--- Start ---

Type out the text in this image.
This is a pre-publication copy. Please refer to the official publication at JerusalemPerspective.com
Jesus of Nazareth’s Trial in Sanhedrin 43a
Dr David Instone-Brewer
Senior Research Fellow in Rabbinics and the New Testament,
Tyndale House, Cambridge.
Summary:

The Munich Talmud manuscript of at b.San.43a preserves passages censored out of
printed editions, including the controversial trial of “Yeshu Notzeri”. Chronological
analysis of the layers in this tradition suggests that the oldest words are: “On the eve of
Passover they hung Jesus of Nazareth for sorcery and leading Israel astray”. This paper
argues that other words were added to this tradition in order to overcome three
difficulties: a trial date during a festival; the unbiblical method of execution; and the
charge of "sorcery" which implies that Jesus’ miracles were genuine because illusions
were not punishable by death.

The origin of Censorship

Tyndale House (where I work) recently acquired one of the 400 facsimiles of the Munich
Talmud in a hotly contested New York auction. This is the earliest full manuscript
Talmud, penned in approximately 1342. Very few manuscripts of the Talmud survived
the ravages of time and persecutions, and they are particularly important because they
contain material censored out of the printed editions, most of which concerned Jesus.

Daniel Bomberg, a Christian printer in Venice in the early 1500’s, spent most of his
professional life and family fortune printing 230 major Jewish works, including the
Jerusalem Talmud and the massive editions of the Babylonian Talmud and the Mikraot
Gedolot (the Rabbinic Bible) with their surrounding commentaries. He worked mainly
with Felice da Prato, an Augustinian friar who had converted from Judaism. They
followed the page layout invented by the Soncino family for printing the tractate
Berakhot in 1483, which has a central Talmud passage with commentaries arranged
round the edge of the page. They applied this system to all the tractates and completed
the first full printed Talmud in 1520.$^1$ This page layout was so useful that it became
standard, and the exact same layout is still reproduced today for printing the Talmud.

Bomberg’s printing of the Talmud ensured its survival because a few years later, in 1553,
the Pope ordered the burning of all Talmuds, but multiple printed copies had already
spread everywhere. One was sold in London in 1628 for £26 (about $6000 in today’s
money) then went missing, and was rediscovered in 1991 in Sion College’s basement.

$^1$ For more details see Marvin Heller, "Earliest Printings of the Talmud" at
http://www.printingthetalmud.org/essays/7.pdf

--- End ---

Short exercise: Copy out the full set of records precisely, leaving nothing out.

Response to the exercise:
Type out the text in this image.
This is a pre-publication copy. Please refer to the official publication at JerusalemPerspective.com
Jesus of Nazareth’s Trial in Sanhedrin 43a
Dr David Instone-Brewer
Senior Research Fellow in Rabbinics and the New Testament,
Tyndale House, Cambridge.
Summary:

The Munich Talmud manuscript of at b.San.43a preserves passages censored out of
printed editions, including the controversial trial of “Yeshu Notzeri”. Chronological
analysis of the layers in this tradition suggests that the oldest words are: “On the eve of
Passover they hung Jesus of Nazareth for sorcery and leading Israel astray”. This paper
argues that other words were added to this tradition in order to overcome three
difficulties: a trial date during a festival; the unbiblical method of execution; and the
charge of "sorcery" which implies that Jesus’ miracles were genuine because illusions
were not punishable by death.

The origin of Censorship

Tyndale House (where I work) recently acquired one of the 400 facsimiles of the Munich
Talmud in a hotly contested New York auction. This is the earliest full manuscript
Talmud, penned in approximately 1342. Very few manuscripts of the Talmud survived
the ravages of time and persecutions, and they are particularly important because they
contain material censored out of the printed editions, most of which concerned Jesus.

Daniel Bomberg, a Christian printer in Venice in the early 1500’s, spent most of his
professional life and family fortune printing 230 major Jewish works, including the
Jerusalem Talmud and the massive editions of the Babylonian Talmud and the Mikraot
Gedolot (the Rabbinic Bible) with their surrounding commentaries. He worked mainly
with Felice da Prato, an Augustinian friar who had converted from Judaism. They
followed the page layout invented by the Soncino family for printing the tractate
Berakhot in 1483, which has a central Talmud passage with commentaries arranged
round the edge of the page. They applied this system to all the tractates and completed
the first full printed Talmud in 1520.$^1$ This page layout was so useful that it became
standard, and the exact same layout is still reproduced today for printing the Talmud.

Bomberg’s printing of the Talmud ensured its survival because a few years later, in 1553,
the Pope ordered the burning of all Talmuds, but multiple printed copies had already
spread everywhere. One was sold in London in 1628 for £26 (about $6000 in today’s
money) then went missing, and was rediscovered in 1991 in Sion College’s basement.

$^1$ For more details see Marvin Heller, "Earliest Printings of the Talmud" at
http://www.printingthetalmud.org/essays/7.pdf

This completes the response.